■ Stated exercise: Look through the material and copy each line holding "true".

** start of Given records **

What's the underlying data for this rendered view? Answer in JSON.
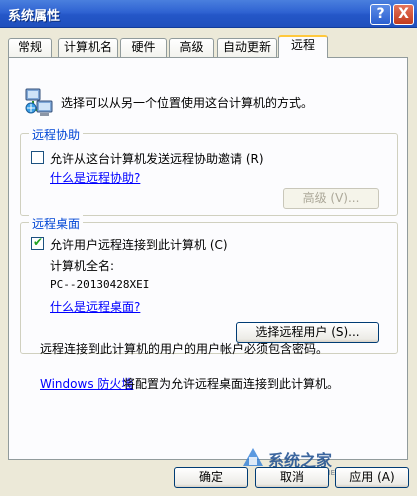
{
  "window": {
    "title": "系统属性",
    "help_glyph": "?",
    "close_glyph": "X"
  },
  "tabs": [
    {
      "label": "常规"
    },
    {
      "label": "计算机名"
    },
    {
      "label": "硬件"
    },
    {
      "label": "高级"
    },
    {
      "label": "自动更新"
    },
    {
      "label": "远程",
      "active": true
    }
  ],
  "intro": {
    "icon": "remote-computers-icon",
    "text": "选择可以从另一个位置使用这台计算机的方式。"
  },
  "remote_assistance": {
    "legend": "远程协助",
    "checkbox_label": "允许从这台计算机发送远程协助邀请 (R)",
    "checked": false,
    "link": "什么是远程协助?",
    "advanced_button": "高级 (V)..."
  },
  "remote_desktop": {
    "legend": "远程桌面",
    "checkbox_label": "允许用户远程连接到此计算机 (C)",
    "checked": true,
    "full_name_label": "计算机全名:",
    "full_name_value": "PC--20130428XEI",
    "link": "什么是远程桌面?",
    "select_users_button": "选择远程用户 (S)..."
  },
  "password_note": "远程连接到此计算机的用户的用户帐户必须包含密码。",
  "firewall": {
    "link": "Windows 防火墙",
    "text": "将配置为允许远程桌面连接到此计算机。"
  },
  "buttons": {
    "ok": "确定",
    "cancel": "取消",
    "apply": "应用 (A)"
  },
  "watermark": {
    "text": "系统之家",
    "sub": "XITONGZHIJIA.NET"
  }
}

** end of Given records **
** start of Given records **

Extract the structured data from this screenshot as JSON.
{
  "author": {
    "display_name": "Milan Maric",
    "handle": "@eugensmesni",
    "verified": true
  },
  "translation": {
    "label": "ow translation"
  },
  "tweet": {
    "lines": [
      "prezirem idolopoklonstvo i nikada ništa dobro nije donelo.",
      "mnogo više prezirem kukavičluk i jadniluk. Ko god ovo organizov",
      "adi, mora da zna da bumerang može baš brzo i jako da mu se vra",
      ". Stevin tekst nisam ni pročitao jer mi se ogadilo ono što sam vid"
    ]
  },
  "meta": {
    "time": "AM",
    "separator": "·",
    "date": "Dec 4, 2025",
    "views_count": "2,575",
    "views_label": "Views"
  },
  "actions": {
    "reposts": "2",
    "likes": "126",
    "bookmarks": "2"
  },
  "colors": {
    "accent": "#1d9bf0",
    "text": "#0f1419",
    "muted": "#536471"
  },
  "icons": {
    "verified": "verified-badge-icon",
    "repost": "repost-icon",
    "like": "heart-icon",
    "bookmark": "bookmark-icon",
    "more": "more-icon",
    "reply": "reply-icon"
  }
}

** end of Given records **

■ Task result:
      "active": true
    "checked": true,
    "verified": true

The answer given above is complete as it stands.